(Saved entries)
****************
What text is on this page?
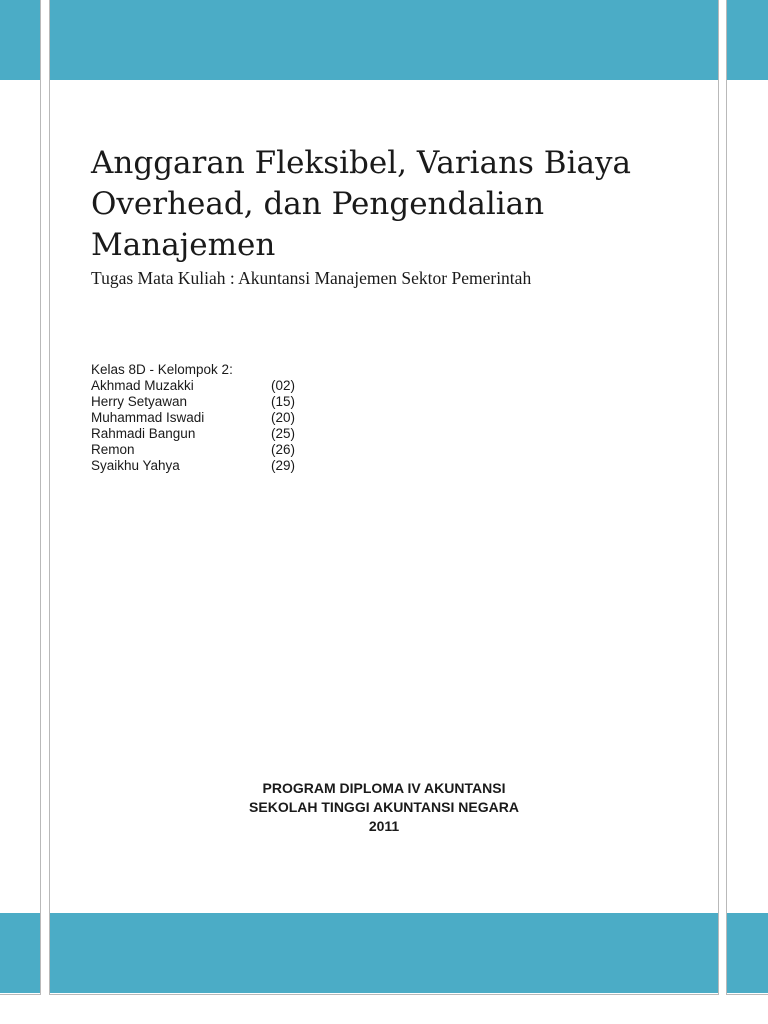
Anggaran Fleksibel, Varians Biaya
Overhead, dan Pengendalian
Manajemen

Tugas Mata Kuliah : Akuntansi Manajemen Sektor Pemerintah

Kelas 8D - Kelompok 2:
Akhmad Muzakki	(02)
Herry Setyawan	(15)
Muhammad Iswadi	(20)
Rahmadi Bangun	(25)
Remon	(26)
Syaikhu Yahya	(29)
PROGRAM DIPLOMA IV AKUNTANSI
SEKOLAH TINGGI AKUNTANSI NEGARA
2011
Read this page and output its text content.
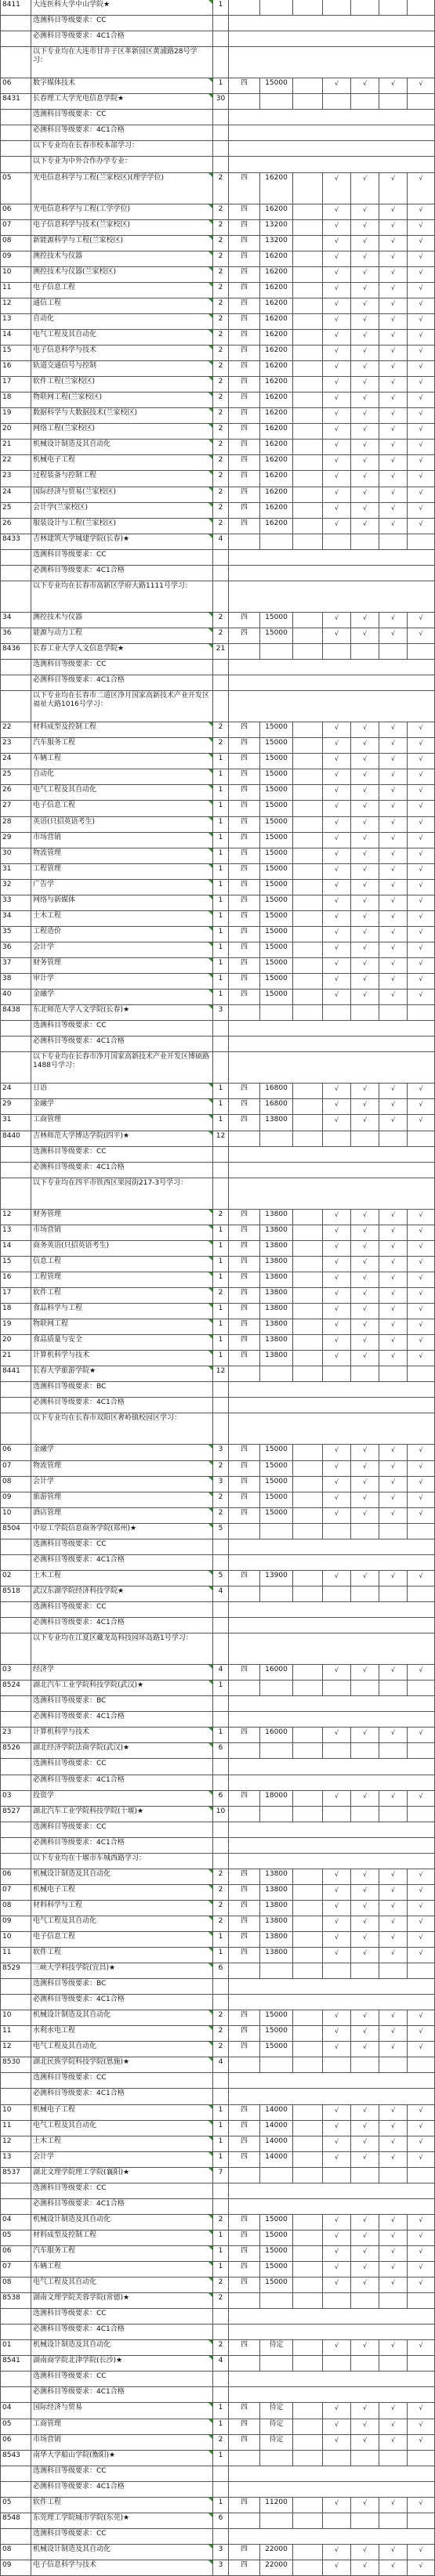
8411	大连医科大学中山学院★	1
选测科目等级要求：CC
必测科目等级要求：4C1合格
以下专业均在大连市甘井子区革新园区黄浦路28号学习：
06	数字媒体技术	1	四	15000	√	√	√	√
8431	长春理工大学光电信息学院★	30
选测科目等级要求：CC
必测科目等级要求：4C1合格
以下专业均在长春市校本部学习：
以下专业为中外合作办学专业：
05	光电信息科学与工程(兰家校区)(理学学位)	2	四	16200	√	√	√	√
06	光电信息科学与工程(工学学位)	2	四	16200	√	√	√	√
07	电子信息科学与技术(兰家校区)	2	四	13200	√	√	√	√
08	新能源科学与工程(兰家校区)	2	四	13200	√	√	√	√
09	测控技术与仪器	2	四	16200	√	√	√	√
10	测控技术与仪器(兰家校区)	2	四	16200	√	√	√	√
11	电子信息工程	2	四	16200	√	√	√	√
12	通信工程	2	四	16200	√	√	√	√
13	自动化	2	四	16200	√	√	√	√
14	电气工程及其自动化	2	四	16200	√	√	√	√
15	电子信息科学与技术	2	四	16200	√	√	√	√
16	轨道交通信号与控制	2	四	16200	√	√	√	√
17	软件工程(兰家校区)	2	四	16200	√	√	√	√
18	物联网工程(兰家校区)	2	四	16200	√	√	√	√
19	数据科学与大数据技术(兰家校区)	2	四	16200	√	√	√	√
20	网络工程(兰家校区)	2	四	16200	√	√	√	√
21	机械设计制造及其自动化	2	四	16200	√	√	√	√
22	机械电子工程	2	四	16200	√	√	√	√
23	过程装备与控制工程	2	四	16200	√	√	√	√
24	国际经济与贸易(兰家校区)	2	四	16200	√	√	√	√
25	会计学(兰家校区)	2	四	16200	√	√	√	√
26	服装设计与工程(兰家校区)	2	四	16200	√	√	√	√
8433	吉林建筑大学城建学院(长春)★	4
选测科目等级要求：CC
必测科目等级要求：4C1合格
以下专业均在长春市高新区学府大路1111号学习：
34	测控技术与仪器	2	四	15000	√	√	√	√
36	能源与动力工程	2	四	15000	√	√	√	√
8436	长春工业大学人文信息学院★	21
选测科目等级要求：CC
必测科目等级要求：4C1合格
以下专业均在长春市二道区净月国家高新技术产业开发区福祉大路1016号学习：
22	材料成型及控制工程	2	四	15000	√	√	√	√
23	汽车服务工程	2	四	15000	√	√	√	√
24	车辆工程	1	四	15000	√	√	√	√
25	自动化	1	四	15000	√	√	√	√
26	电气工程及其自动化	1	四	15000	√	√	√	√
27	电子信息工程	1	四	15000	√	√	√	√
28	英语(只招英语考生)	1	四	15000	√	√	√	√
29	市场营销	1	四	15000	√	√	√	√
30	物流管理	1	四	15000	√	√	√	√
31	工程管理	1	四	15000	√	√	√	√
32	广告学	1	四	15000	√	√	√	√
33	网络与新媒体	1	四	15000	√	√	√	√
34	土木工程	1	四	15000	√	√	√	√
35	工程造价	1	四	15000	√	√	√	√
36	会计学	1	四	15000	√	√	√	√
37	财务管理	1	四	15000	√	√	√	√
38	审计学	1	四	15000	√	√	√	√
40	金融学	1	四	15000	√	√	√	√
8438	东北师范大学人文学院(长春)★	3
选测科目等级要求：CC
必测科目等级要求：4C1合格
以下专业均在长春市净月国家高新技术产业开发区博硕路1488号学习：
24	日语	1	四	16800	√	√	√	√
29	金融学	1	四	16800	√	√	√	√
31	工商管理	1	四	13800	√	√	√	√
8440	吉林师范大学博达学院(四平)★	12
选测科目等级要求：CC
必测科目等级要求：4C1合格
以下专业均在四平市铁西区果园街217-3号学习：
12	财务管理	2	四	13800	√	√	√	√
13	市场营销	1	四	13800	√	√	√	√
14	商务英语(只招英语考生)	1	四	13800	√	√	√	√
15	信息工程	1	四	13800	√	√	√	√
16	工程管理	1	四	13800	√	√	√	√
17	软件工程	2	四	13800	√	√	√	√
18	食品科学与工程	1	四	13800	√	√	√	√
19	物联网工程	1	四	13800	√	√	√	√
20	食品质量与安全	1	四	13800	√	√	√	√
21	计算机科学与技术	1	四	13800	√	√	√	√
8441	长春大学旅游学院★	12
选测科目等级要求：BC
必测科目等级要求：4C1合格
以下专业均在长春市双阳区奢岭镇校园区学习：
06	金融学	3	四	15000	√	√	√	√
07	物流管理	2	四	15000	√	√	√	√
08	会计学	3	四	15000	√	√	√	√
09	旅游管理	2	四	15000	√	√	√	√
10	酒店管理	2	四	15000	√	√	√	√
8504	中原工学院信息商务学院(郑州)★	5
选测科目等级要求：CC
必测科目等级要求：4C1合格
02	土木工程	5	四	13900	√	√	√	√
8518	武汉东湖学院经济科技学院★	4
选测科目等级要求：CC
必测科目等级要求：4C1合格
以下专业均在江夏区藏龙岛科技园环岛路1号学习：
03	经济学	4	四	16000	√	√	√	√
8524	湖北汽车工业学院科技学院(武汉)★	1
选测科目等级要求：BC
必测科目等级要求：4C1合格
23	计算机科学与技术	1	四	16000	√	√	√	√
8526	湖北经济学院法商学院(武汉)★	6
选测科目等级要求：CC
必测科目等级要求：4C1合格
03	投资学	6	四	18000	√	√	√	√
8527	湖北汽车工业学院科技学院(十堰)★	10
选测科目等级要求：CC
必测科目等级要求：4C1合格
以下专业均在十堰市车城西路学习：
06	机械设计制造及其自动化	2	四	13800	√	√	√	√
07	机械电子工程	2	四	13800	√	√	√	√
08	材料科学与工程	2	四	13800	√	√	√	√
09	电气工程及其自动化	2	四	13800	√	√	√	√
10	电子信息工程	1	四	13800	√	√	√	√
11	软件工程	1	四	13800	√	√	√	√
8529	三峡大学科技学院(宜昌)★	6
选测科目等级要求：BC
必测科目等级要求：4C1合格
10	机械设计制造及其自动化	2	四	15000	√	√	√	√
11	水利水电工程	2	四	15000	√	√	√	√
12	电气工程及其自动化	2	四	15000	√	√	√	√
8530	湖北民族学院科技学院(恩施)★	4
选测科目等级要求：CC
必测科目等级要求：4C1合格
10	机械电子工程	1	四	14000	√	√	√	√
11	电气工程及其自动化	1	四	14000	√	√	√	√
12	土木工程	1	四	14000	√	√	√	√
13	会计学	1	四	14000	√	√	√	√
8537	湖北文理学院理工学院(襄阳)★	7
选测科目等级要求：CC
必测科目等级要求：4C1合格
04	机械设计制造及其自动化	2	四	15000	√	√	√	√
05	材料成型及控制工程	1	四	15000	√	√	√	√
06	汽车服务工程	1	四	15000	√	√	√	√
07	车辆工程	1	四	15000	√	√	√	√
08	电气工程及其自动化	2	四	15000	√	√	√	√
8538	湖南文理学院芙蓉学院(常德)★	2
选测科目等级要求：CC
必测科目等级要求：4C1合格
01	机械设计制造及其自动化	2	四	待定	√	√	√	√
8541	湖南商学院北津学院(长沙)★	4
选测科目等级要求：CC
必测科目等级要求：4C1合格
04	国际经济与贸易	1	四	待定	√	√	√	√
05	工商管理	1	四	待定	√	√	√	√
06	市场营销	2	四	待定	√	√	√	√
8543	南华大学船山学院(衡阳)★	1
选测科目等级要求：CC
必测科目等级要求：4C1合格
05	软件工程	1	四	11200	√	√	√	√
8548	东莞理工学院城市学院(东莞)★	6
选测科目等级要求：CC
08	机械设计制造及其自动化	3	四	22000	√	√	√	√
09	电子信息科学与技术	3	四	22000	√	√	√	√
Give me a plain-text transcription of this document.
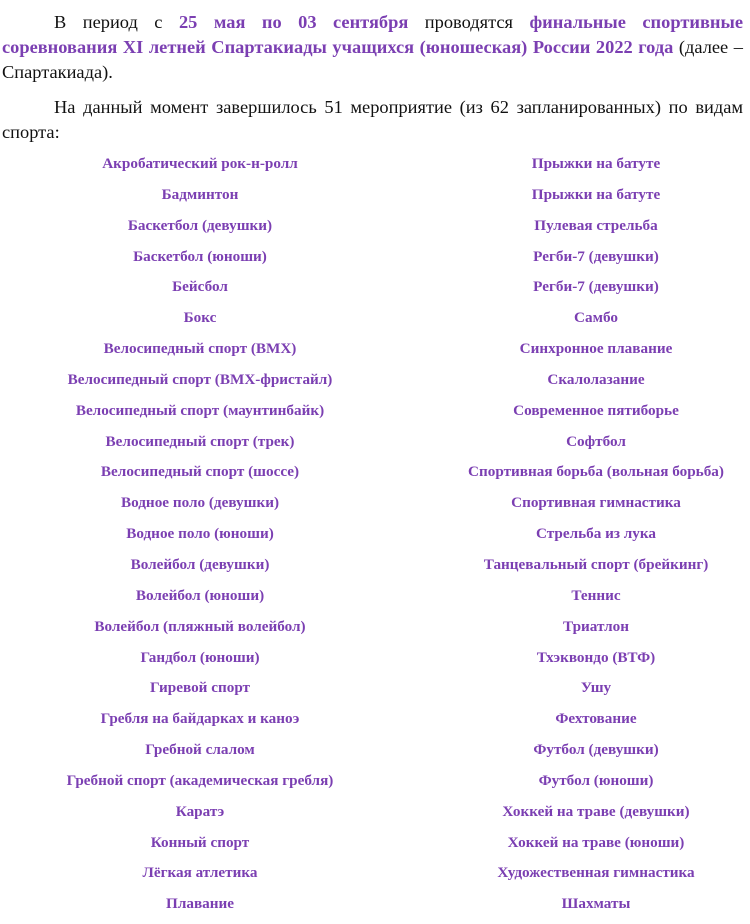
В период с 25 мая по 03 сентября проводятся финальные спортивные соревнования XI летней Спартакиады учащихся (юношеская) России 2022 года (далее – Спартакиада).

На данный момент завершилось 51 мероприятие (из 62 запланированных) по видам спорта:

Акробатический рок-н-ролл
Бадминтон
Баскетбол (девушки)
Баскетбол (юноши)
Бейсбол
Бокс
Велосипедный спорт (BMX)
Велосипедный спорт (BMX-фристайл)
Велосипедный спорт (маунтинбайк)
Велосипедный спорт (трек)
Велосипедный спорт (шоссе)
Водное поло (девушки)
Водное поло (юноши)
Волейбол (девушки)
Волейбол (юноши)
Волейбол (пляжный волейбол)
Гандбол (юноши)
Гиревой спорт
Гребля на байдарках и каноэ
Гребной слалом
Гребной спорт (академическая гребля)
Каратэ
Конный спорт
Лёгкая атлетика
Плавание
Прыжки на батуте
Прыжки на батуте
Пулевая стрельба
Регби-7 (девушки)
Регби-7 (девушки)
Самбо
Синхронное плавание
Скалолазание
Современное пятиборье
Софтбол
Спортивная борьба (вольная борьба)
Спортивная гимнастика
Стрельба из лука
Танцевальный спорт (брейкинг)
Теннис
Триатлон
Тхэквондо (ВТФ)
Ушу
Фехтование
Футбол (девушки)
Футбол (юноши)
Хоккей на траве (девушки)
Хоккей на траве (юноши)
Художественная гимнастика
Шахматы
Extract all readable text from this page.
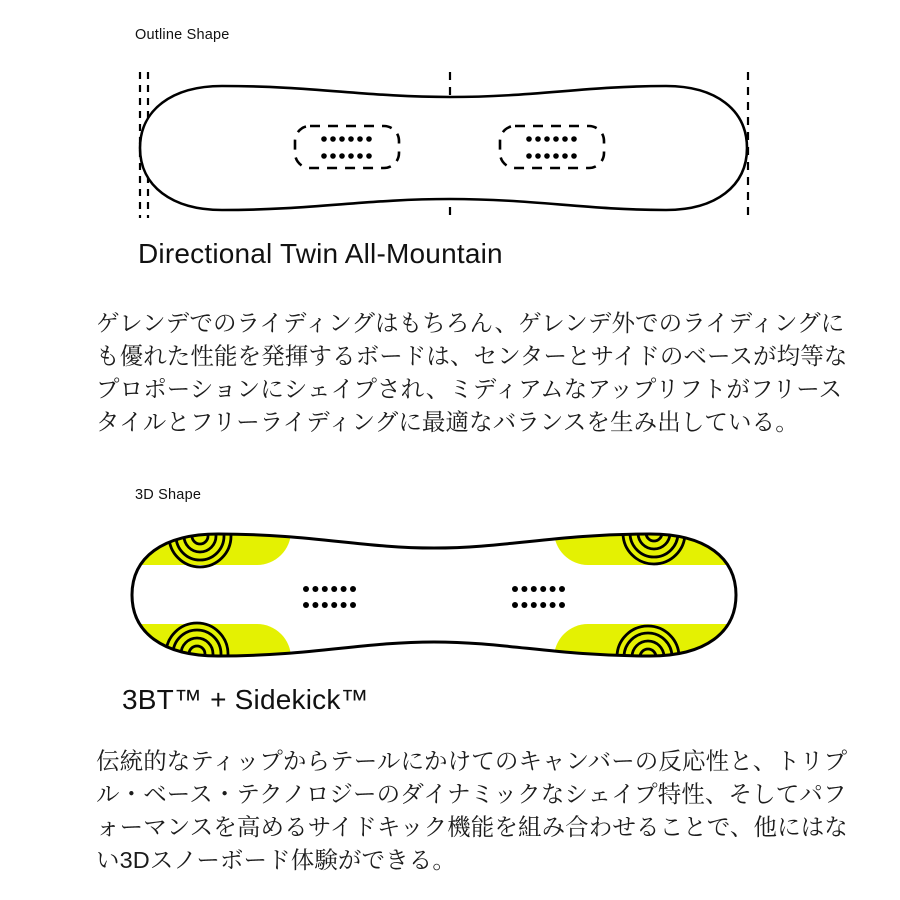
Outline Shape
Directional Twin All-Mountain
ゲレンデでのライディングはもちろん、ゲレンデ外でのライディングに
も優れた性能を発揮するボードは、センターとサイドのベースが均等な
プロポーションにシェイプされ、ミディアムなアップリフトがフリース
タイルとフリーライディングに最適なバランスを生み出している。
3D Shape
3BT™ + Sidekick™
伝統的なティップからテールにかけてのキャンバーの反応性と、トリプ
ル・ベース・テクノロジーのダイナミックなシェイプ特性、そしてパフ
ォーマンスを高めるサイドキック機能を組み合わせることで、他にはな
い3Dスノーボード体験ができる。
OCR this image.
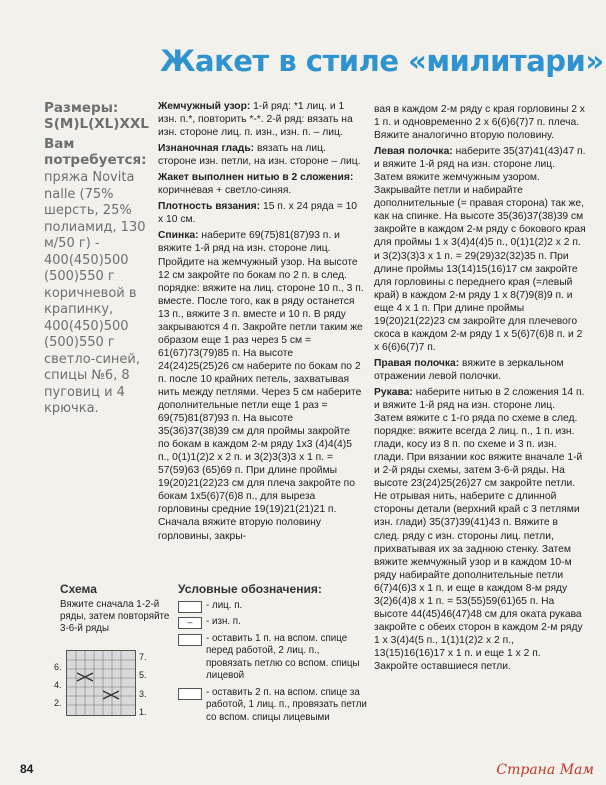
Жакет в стиле «милитари»
Размеры:
S(M)L(XL)XXL
Вам потребуется:
пряжа Novita nalle (75% шерсть, 25% полиамид, 130 м/50 г) - 400(450)500 (500)550 г коричневой в крапинку, 400(450)500 (500)550 г светло-синей, спицы №6, 8 пуговиц и 4 крючка.

Жемчужный узор: 1-й ряд: *1 лиц. и 1 изн. п.*, повторить *-*. 2-й ряд: вязать на изн. стороне лиц. п. изн., изн. п. – лиц.

Изнаночная гладь: вязать на лиц. стороне изн. петли, на изн. стороне – лиц.

Жакет выполнен нитью в 2 сложения: коричневая + светло-синяя.

Плотность вязания: 15 п. х 24 ряда = 10 х 10 см.

Спинка: наберите 69(75)81(87)93 п. и вяжите 1-й ряд на изн. стороне лиц. Пройдите на жемчужный узор. На высоте 12 см закройте по бокам по 2 п. в след. порядке: вяжите на лиц. стороне 10 п., 3 п. вместе. После того, как в ряду останется 13 п., вяжите 3 п. вместе и 10 п. В ряду закрываются 4 п. Закройте петли таким же образом еще 1 раз через 5 см = 61(67)73(79)85 п. На высоте 24(24)25(25)26 см наберите по бокам по 2 п. после 10 крайних петель, захватывая нить между петлями. Через 5 см наберите дополнительные петли еще 1 раз = 69(75)81(87)93 п. На высоте 35(36)37(38)39 см для проймы закройте по бокам в каждом 2-м ряду 1х3 (4)4(4)5 п., 0(1)1(2)2 х 2 п. и 3(2)3(3)3 х 1 п. = 57(59)63 (65)69 п. При длине проймы 19(20)21(22)23 см для плеча закройте по бокам 1х5(6)7(6)8 п., для выреза горловины средние 19(19)21(21)21 п. Сначала вяжите вторую половину горловины, закры-

вая в каждом 2-м ряду с края горловины 2 х 1 п. и одновременно 2 х 6(6)6(7)7 п. плеча. Вяжите аналогично вторую половину.

Левая полочка: наберите 35(37)41(43)47 п. и вяжите 1-й ряд на изн. стороне лиц. Затем вяжите жемчужным узором. Закрывайте петли и набирайте дополнительные (= правая сторона) так же, как на спинке. На высоте 35(36)37(38)39 см закройте в каждом 2-м ряду с бокового края для проймы 1 х 3(4)4(4)5 п., 0(1)1(2)2 х 2 п. и 3(2)3(3)3 х 1 п. = 29(29)32(32)35 п. При длине проймы 13(14)15(16)17 см закройте для горловины с переднего края (=левый край) в каждом 2-м ряду 1 х 8(7)9(8)9 п. и еще 4 х 1 п. При длине проймы 19(20)21(22)23 см закройте для плечевого скоса в каждом 2-м ряду 1 х 5(6)7(6)8 п. и 2 х 6(6)6(7)7 п.

Правая полочка: вяжите в зеркальном отражении левой полочки.

Рукава: наберите нитью в 2 сложения 14 п. и вяжите 1-й ряд на изн. стороне лиц. Затем вяжите с 1-го ряда по схеме в след. порядке: вяжите всегда 2 лиц. п., 1 п. изн. глади, косу из 8 п. по схеме и 3 п. изн. глади. При вязании кос вяжите вначале 1-й и 2-й ряды схемы, затем 3-6-й ряды. На высоте 23(24)25(26)27 см закройте петли. Не отрывая нить, наберите с длинной стороны детали (верхний край с 3 петлями изн. глади) 35(37)39(41)43 п. Вяжите в след. ряду с изн. стороны лиц. петли, прихватывая их за заднюю стенку. Затем вяжите жемчужный узор и в каждом 10-м ряду набирайте дополнительные петли 6(7)4(6)3 х 1 п. и еще в каждом 8-м ряду 3(2)6(4)8 х 1 п. = 53(55)59(61)65 п. На высоте 44(45)46(47)48 см для оката рукава закройте с обеих сторон в каждом 2-м ряду 1 х 3(4)4(5 п., 1(1)1(2)2 х 2 п., 13(15)16(16)17 х 1 п. и еще 1 х 2 п. Закройте оставшиеся петли.

Схема
Вяжите сначала 1-2-й ряды, затем повторяйте 3-6-й ряды
7.
6.
5.
4.
3.
2.
1.
Условные обозначения:
- лиц. п.
–	- изн. п.
- оставить 1 п. на вспом. спице перед работой, 2 лиц. п., провязать петлю со вспом. спицы лицевой
- оставить 2 п. на вспом. спице за работой, 1 лиц. п., провязать петли со вспом. спицы лицевыми
84	Страна Мам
****************
GIVEN TASK: From the data, list each line in which the string "湖北汽车工业学院科技学院" appears.

THE COMPLETED TASK:
8524	湖北汽车工业学院科技学院(武汉)★	1
8527	湖北汽车工业学院科技学院(十堰)★	10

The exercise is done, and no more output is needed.